__Data extract__.
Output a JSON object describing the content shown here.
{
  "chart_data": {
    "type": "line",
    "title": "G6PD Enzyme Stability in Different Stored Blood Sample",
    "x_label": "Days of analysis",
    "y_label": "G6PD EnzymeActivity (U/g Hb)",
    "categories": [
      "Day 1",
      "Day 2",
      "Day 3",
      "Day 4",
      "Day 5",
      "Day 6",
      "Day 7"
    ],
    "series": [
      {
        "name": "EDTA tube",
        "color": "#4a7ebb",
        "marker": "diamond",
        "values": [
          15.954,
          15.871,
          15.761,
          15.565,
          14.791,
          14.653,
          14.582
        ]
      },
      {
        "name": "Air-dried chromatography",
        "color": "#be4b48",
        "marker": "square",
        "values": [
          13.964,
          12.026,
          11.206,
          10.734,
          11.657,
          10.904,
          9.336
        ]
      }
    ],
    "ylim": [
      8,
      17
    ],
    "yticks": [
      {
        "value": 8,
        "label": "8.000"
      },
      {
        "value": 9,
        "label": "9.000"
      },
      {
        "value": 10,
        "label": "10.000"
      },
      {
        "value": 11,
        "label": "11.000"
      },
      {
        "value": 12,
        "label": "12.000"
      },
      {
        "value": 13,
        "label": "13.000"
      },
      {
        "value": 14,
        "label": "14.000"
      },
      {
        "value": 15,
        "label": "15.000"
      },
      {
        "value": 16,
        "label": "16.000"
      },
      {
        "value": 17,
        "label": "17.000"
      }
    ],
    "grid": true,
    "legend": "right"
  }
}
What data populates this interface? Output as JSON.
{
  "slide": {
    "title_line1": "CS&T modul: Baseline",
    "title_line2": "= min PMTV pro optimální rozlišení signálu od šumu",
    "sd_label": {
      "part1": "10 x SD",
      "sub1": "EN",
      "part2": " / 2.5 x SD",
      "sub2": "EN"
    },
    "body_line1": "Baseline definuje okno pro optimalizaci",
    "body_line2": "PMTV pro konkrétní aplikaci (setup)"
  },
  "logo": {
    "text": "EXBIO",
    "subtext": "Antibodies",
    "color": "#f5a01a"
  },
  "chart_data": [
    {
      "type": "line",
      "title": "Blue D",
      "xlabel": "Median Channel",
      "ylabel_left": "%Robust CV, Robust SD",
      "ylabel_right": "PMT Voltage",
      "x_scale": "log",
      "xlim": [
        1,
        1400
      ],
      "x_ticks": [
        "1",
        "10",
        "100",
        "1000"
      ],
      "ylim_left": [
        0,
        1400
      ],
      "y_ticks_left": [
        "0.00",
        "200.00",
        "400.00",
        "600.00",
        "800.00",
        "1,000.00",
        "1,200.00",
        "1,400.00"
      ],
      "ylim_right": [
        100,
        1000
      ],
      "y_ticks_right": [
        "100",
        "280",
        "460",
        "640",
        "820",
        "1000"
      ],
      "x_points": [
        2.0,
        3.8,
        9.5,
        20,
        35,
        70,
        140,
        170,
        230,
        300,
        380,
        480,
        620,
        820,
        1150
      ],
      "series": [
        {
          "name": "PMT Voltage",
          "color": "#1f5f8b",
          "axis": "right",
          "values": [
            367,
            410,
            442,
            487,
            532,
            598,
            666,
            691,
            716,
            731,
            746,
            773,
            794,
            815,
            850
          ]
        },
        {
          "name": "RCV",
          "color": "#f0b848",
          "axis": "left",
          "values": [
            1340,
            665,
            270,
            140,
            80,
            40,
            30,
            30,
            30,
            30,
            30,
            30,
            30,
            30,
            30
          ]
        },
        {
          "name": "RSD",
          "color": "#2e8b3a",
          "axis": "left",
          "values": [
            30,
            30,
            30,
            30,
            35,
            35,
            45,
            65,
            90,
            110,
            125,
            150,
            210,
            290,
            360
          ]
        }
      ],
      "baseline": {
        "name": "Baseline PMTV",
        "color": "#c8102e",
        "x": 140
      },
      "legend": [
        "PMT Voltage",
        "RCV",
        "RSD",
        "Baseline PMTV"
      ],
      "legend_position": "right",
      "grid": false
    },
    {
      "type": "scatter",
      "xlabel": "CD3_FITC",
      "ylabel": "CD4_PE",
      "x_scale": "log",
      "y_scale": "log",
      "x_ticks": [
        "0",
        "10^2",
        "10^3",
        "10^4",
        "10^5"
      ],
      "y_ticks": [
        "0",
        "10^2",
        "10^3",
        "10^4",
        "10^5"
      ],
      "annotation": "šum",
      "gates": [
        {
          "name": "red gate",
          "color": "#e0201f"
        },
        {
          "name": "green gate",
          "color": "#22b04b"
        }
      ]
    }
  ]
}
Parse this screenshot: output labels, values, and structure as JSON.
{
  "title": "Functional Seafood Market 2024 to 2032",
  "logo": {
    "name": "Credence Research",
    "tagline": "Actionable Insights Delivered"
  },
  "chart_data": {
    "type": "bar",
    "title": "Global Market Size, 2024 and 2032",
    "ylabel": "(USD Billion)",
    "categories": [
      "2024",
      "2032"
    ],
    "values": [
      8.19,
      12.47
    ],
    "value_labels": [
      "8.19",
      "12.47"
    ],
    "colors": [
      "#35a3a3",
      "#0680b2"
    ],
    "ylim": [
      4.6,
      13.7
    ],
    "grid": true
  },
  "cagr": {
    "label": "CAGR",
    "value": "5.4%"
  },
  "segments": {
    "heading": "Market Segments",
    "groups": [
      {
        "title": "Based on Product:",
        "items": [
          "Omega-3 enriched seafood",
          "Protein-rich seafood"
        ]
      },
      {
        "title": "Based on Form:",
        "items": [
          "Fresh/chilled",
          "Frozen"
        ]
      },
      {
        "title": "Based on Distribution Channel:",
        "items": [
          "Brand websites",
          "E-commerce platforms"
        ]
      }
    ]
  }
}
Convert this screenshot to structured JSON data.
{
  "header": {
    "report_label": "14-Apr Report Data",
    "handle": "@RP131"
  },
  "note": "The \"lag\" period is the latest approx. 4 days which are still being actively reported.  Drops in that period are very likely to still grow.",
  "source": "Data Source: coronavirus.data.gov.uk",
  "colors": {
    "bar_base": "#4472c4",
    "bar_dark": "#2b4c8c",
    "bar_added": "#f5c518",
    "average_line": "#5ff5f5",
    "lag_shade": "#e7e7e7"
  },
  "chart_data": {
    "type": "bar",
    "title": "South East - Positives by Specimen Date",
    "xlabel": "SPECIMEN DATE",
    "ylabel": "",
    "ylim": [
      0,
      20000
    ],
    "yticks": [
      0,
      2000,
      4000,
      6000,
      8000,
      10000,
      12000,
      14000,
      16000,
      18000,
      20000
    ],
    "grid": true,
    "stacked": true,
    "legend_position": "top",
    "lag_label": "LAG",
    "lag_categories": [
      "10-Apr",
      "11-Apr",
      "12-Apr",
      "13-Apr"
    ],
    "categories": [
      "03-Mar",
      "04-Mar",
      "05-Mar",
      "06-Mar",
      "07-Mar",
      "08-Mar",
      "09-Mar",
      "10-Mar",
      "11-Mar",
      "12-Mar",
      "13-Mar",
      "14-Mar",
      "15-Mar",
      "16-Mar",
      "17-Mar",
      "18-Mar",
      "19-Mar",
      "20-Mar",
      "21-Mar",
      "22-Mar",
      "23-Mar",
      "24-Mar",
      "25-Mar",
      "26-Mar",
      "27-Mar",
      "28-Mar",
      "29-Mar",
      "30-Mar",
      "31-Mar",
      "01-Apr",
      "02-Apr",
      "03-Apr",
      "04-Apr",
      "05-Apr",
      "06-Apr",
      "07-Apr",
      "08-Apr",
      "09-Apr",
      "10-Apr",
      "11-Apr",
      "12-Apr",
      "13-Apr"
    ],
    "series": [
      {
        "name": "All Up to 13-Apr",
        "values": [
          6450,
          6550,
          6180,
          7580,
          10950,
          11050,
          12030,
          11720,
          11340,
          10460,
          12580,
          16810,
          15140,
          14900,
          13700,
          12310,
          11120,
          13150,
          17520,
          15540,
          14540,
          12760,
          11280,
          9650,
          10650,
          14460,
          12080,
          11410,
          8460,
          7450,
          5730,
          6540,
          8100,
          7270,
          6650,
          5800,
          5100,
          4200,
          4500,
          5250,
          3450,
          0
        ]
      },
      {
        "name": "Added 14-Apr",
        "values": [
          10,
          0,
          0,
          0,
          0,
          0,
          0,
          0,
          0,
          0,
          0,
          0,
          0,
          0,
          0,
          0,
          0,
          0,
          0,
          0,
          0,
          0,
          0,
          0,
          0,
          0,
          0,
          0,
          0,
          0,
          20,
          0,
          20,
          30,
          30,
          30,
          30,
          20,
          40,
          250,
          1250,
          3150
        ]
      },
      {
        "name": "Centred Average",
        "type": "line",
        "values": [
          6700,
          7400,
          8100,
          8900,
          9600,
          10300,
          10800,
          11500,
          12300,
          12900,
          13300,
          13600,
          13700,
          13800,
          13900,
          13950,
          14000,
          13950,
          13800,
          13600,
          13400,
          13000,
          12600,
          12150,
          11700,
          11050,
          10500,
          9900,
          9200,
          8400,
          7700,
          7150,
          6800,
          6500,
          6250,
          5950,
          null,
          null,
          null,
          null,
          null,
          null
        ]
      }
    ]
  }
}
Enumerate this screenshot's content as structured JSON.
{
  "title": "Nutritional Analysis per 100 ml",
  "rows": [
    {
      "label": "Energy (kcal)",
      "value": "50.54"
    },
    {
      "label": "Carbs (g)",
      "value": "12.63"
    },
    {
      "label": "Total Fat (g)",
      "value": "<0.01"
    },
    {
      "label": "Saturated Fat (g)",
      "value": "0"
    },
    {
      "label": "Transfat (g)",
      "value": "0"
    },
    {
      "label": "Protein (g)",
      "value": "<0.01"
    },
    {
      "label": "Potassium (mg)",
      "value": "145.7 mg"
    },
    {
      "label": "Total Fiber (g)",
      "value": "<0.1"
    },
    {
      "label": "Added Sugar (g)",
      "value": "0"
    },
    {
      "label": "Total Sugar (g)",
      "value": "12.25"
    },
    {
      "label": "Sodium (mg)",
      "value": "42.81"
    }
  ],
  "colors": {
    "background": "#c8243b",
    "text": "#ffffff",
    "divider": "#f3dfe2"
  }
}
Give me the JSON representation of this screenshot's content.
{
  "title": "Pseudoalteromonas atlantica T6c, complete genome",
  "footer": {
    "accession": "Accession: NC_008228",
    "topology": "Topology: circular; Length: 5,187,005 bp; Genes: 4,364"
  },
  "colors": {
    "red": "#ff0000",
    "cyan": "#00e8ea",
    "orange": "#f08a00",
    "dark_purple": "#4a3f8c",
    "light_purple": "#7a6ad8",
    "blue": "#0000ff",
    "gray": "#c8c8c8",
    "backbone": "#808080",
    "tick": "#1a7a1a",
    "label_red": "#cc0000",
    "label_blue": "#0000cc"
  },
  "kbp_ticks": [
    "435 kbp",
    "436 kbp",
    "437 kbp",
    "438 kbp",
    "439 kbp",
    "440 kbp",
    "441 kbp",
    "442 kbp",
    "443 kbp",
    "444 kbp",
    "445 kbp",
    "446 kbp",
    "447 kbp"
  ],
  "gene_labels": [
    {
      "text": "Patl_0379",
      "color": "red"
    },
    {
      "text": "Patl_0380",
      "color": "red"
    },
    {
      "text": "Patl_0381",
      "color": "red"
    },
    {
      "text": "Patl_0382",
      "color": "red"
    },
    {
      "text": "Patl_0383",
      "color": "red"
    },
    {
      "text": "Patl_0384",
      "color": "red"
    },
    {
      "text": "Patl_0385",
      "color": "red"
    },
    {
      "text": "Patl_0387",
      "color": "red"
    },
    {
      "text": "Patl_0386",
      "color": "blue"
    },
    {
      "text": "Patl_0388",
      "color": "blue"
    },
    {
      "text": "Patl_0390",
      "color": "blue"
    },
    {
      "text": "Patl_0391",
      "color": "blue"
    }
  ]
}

__Task goal__. Where the word "Channel" shows up in a line of the listing, return that line.

__Final answer__.
      "xlabel": "Median Channel",
        "title": "Based on Distribution Channel:",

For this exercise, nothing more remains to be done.